TASK GOAL
Return every entry exactly as written.

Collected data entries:
____
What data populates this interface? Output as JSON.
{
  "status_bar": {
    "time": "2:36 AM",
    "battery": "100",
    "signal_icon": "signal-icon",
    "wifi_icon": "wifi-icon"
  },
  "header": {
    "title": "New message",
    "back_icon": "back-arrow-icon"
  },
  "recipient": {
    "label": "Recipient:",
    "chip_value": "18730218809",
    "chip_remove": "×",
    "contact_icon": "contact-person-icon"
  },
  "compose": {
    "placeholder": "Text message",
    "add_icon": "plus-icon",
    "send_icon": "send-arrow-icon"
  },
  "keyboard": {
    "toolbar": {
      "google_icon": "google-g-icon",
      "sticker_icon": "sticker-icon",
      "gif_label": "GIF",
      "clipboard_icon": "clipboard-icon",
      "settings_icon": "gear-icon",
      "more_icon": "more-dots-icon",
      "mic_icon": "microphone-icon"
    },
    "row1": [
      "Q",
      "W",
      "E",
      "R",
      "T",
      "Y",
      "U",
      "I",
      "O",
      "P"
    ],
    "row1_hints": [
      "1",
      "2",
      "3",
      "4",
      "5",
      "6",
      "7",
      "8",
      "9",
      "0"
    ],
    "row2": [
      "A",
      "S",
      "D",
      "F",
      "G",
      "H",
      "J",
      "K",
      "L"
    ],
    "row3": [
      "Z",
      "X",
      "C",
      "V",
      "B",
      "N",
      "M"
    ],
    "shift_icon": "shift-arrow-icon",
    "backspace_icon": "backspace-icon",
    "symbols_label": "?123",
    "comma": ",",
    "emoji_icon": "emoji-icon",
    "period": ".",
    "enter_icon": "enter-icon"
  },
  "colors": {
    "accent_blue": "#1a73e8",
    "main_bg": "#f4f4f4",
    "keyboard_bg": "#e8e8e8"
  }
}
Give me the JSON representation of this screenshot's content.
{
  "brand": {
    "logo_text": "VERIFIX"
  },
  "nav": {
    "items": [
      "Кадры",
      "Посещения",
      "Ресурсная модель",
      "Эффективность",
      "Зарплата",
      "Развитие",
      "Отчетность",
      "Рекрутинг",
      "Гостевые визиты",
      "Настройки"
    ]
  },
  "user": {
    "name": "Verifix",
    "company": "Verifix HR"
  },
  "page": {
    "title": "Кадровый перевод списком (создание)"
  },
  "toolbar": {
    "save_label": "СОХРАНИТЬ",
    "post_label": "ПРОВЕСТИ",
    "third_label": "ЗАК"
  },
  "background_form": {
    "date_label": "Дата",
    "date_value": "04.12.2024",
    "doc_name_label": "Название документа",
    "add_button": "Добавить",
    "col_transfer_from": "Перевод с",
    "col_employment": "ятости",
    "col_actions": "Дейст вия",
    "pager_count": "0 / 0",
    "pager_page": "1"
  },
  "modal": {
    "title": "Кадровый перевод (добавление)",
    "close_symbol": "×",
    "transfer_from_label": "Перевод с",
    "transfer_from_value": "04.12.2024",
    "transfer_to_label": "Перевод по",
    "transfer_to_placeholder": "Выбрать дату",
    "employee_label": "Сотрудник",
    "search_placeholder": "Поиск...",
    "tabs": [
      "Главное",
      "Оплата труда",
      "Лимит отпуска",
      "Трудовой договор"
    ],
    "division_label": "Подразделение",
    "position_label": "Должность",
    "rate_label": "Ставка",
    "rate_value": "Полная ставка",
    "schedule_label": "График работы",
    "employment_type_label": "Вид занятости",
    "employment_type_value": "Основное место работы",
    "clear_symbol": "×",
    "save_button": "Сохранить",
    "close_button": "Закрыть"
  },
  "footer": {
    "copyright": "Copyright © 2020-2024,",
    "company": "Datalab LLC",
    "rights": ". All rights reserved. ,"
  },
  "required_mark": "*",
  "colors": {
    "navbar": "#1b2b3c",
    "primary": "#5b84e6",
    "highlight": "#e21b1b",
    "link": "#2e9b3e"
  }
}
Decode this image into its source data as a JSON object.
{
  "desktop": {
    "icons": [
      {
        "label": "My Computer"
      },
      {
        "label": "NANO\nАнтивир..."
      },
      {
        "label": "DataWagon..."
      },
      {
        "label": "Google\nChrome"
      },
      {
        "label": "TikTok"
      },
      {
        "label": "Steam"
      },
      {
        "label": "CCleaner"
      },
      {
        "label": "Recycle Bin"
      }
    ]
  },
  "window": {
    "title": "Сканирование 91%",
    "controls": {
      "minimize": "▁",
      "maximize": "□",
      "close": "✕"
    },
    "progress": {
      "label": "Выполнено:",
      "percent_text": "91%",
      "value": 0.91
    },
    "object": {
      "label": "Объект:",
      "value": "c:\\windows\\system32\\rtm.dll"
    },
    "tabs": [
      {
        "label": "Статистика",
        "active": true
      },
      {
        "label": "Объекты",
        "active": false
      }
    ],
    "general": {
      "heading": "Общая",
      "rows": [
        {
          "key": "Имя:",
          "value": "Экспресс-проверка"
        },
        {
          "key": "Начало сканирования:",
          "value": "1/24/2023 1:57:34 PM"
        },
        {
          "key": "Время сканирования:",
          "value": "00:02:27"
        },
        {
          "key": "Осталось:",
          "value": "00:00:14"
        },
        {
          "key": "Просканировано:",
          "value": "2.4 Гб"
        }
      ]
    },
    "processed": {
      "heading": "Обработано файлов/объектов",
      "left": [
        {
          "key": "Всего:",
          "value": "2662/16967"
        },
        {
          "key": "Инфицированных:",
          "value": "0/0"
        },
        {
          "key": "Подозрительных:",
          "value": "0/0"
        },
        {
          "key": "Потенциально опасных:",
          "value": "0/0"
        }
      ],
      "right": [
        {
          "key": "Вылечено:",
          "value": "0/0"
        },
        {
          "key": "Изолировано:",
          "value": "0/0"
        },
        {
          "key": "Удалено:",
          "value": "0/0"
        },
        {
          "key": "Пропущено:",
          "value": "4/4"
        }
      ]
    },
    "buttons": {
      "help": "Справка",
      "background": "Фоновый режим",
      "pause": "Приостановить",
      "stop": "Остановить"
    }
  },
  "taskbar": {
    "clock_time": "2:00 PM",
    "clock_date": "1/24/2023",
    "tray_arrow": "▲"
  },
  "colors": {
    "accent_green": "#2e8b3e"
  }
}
____
TASK RESPONSE
What data populates this interface? Output as JSON.
{
  "status_bar": {
    "time": "2:36 AM",
    "battery": "100",
    "signal_icon": "signal-icon",
    "wifi_icon": "wifi-icon"
  },
  "header": {
    "title": "New message",
    "back_icon": "back-arrow-icon"
  },
  "recipient": {
    "label": "Recipient:",
    "chip_value": "18730218809",
    "chip_remove": "×",
    "contact_icon": "contact-person-icon"
  },
  "compose": {
    "placeholder": "Text message",
    "add_icon": "plus-icon",
    "send_icon": "send-arrow-icon"
  },
  "keyboard": {
    "toolbar": {
      "google_icon": "google-g-icon",
      "sticker_icon": "sticker-icon",
      "gif_label": "GIF",
      "clipboard_icon": "clipboard-icon",
      "settings_icon": "gear-icon",
      "more_icon": "more-dots-icon",
      "mic_icon": "microphone-icon"
    },
    "row1": [
      "Q",
      "W",
      "E",
      "R",
      "T",
      "Y",
      "U",
      "I",
      "O",
      "P"
    ],
    "row1_hints": [
      "1",
      "2",
      "3",
      "4",
      "5",
      "6",
      "7",
      "8",
      "9",
      "0"
    ],
    "row2": [
      "A",
      "S",
      "D",
      "F",
      "G",
      "H",
      "J",
      "K",
      "L"
    ],
    "row3": [
      "Z",
      "X",
      "C",
      "V",
      "B",
      "N",
      "M"
    ],
    "shift_icon": "shift-arrow-icon",
    "backspace_icon": "backspace-icon",
    "symbols_label": "?123",
    "comma": ",",
    "emoji_icon": "emoji-icon",
    "period": ".",
    "enter_icon": "enter-icon"
  },
  "colors": {
    "accent_blue": "#1a73e8",
    "main_bg": "#f4f4f4",
    "keyboard_bg": "#e8e8e8"
  }
}
Give me the JSON representation of this screenshot's content.
{
  "brand": {
    "logo_text": "VERIFIX"
  },
  "nav": {
    "items": [
      "Кадры",
      "Посещения",
      "Ресурсная модель",
      "Эффективность",
      "Зарплата",
      "Развитие",
      "Отчетность",
      "Рекрутинг",
      "Гостевые визиты",
      "Настройки"
    ]
  },
  "user": {
    "name": "Verifix",
    "company": "Verifix HR"
  },
  "page": {
    "title": "Кадровый перевод списком (создание)"
  },
  "toolbar": {
    "save_label": "СОХРАНИТЬ",
    "post_label": "ПРОВЕСТИ",
    "third_label": "ЗАК"
  },
  "background_form": {
    "date_label": "Дата",
    "date_value": "04.12.2024",
    "doc_name_label": "Название документа",
    "add_button": "Добавить",
    "col_transfer_from": "Перевод с",
    "col_employment": "ятости",
    "col_actions": "Дейст вия",
    "pager_count": "0 / 0",
    "pager_page": "1"
  },
  "modal": {
    "title": "Кадровый перевод (добавление)",
    "close_symbol": "×",
    "transfer_from_label": "Перевод с",
    "transfer_from_value": "04.12.2024",
    "transfer_to_label": "Перевод по",
    "transfer_to_placeholder": "Выбрать дату",
    "employee_label": "Сотрудник",
    "search_placeholder": "Поиск...",
    "tabs": [
      "Главное",
      "Оплата труда",
      "Лимит отпуска",
      "Трудовой договор"
    ],
    "division_label": "Подразделение",
    "position_label": "Должность",
    "rate_label": "Ставка",
    "rate_value": "Полная ставка",
    "schedule_label": "График работы",
    "employment_type_label": "Вид занятости",
    "employment_type_value": "Основное место работы",
    "clear_symbol": "×",
    "save_button": "Сохранить",
    "close_button": "Закрыть"
  },
  "footer": {
    "copyright": "Copyright © 2020-2024,",
    "company": "Datalab LLC",
    "rights": ". All rights reserved. ,"
  },
  "required_mark": "*",
  "colors": {
    "navbar": "#1b2b3c",
    "primary": "#5b84e6",
    "highlight": "#e21b1b",
    "link": "#2e9b3e"
  }
}
Decode this image into its source data as a JSON object.
{
  "desktop": {
    "icons": [
      {
        "label": "My Computer"
      },
      {
        "label": "NANO\nАнтивир..."
      },
      {
        "label": "DataWagon..."
      },
      {
        "label": "Google\nChrome"
      },
      {
        "label": "TikTok"
      },
      {
        "label": "Steam"
      },
      {
        "label": "CCleaner"
      },
      {
        "label": "Recycle Bin"
      }
    ]
  },
  "window": {
    "title": "Сканирование 91%",
    "controls": {
      "minimize": "▁",
      "maximize": "□",
      "close": "✕"
    },
    "progress": {
      "label": "Выполнено:",
      "percent_text": "91%",
      "value": 0.91
    },
    "object": {
      "label": "Объект:",
      "value": "c:\\windows\\system32\\rtm.dll"
    },
    "tabs": [
      {
        "label": "Статистика",
        "active": true
      },
      {
        "label": "Объекты",
        "active": false
      }
    ],
    "general": {
      "heading": "Общая",
      "rows": [
        {
          "key": "Имя:",
          "value": "Экспресс-проверка"
        },
        {
          "key": "Начало сканирования:",
          "value": "1/24/2023 1:57:34 PM"
        },
        {
          "key": "Время сканирования:",
          "value": "00:02:27"
        },
        {
          "key": "Осталось:",
          "value": "00:00:14"
        },
        {
          "key": "Просканировано:",
          "value": "2.4 Гб"
        }
      ]
    },
    "processed": {
      "heading": "Обработано файлов/объектов",
      "left": [
        {
          "key": "Всего:",
          "value": "2662/16967"
        },
        {
          "key": "Инфицированных:",
          "value": "0/0"
        },
        {
          "key": "Подозрительных:",
          "value": "0/0"
        },
        {
          "key": "Потенциально опасных:",
          "value": "0/0"
        }
      ],
      "right": [
        {
          "key": "Вылечено:",
          "value": "0/0"
        },
        {
          "key": "Изолировано:",
          "value": "0/0"
        },
        {
          "key": "Удалено:",
          "value": "0/0"
        },
        {
          "key": "Пропущено:",
          "value": "4/4"
        }
      ]
    },
    "buttons": {
      "help": "Справка",
      "background": "Фоновый режим",
      "pause": "Приостановить",
      "stop": "Остановить"
    }
  },
  "taskbar": {
    "clock_time": "2:00 PM",
    "clock_date": "1/24/2023",
    "tray_arrow": "▲"
  },
  "colors": {
    "accent_green": "#2e8b3e"
  }
}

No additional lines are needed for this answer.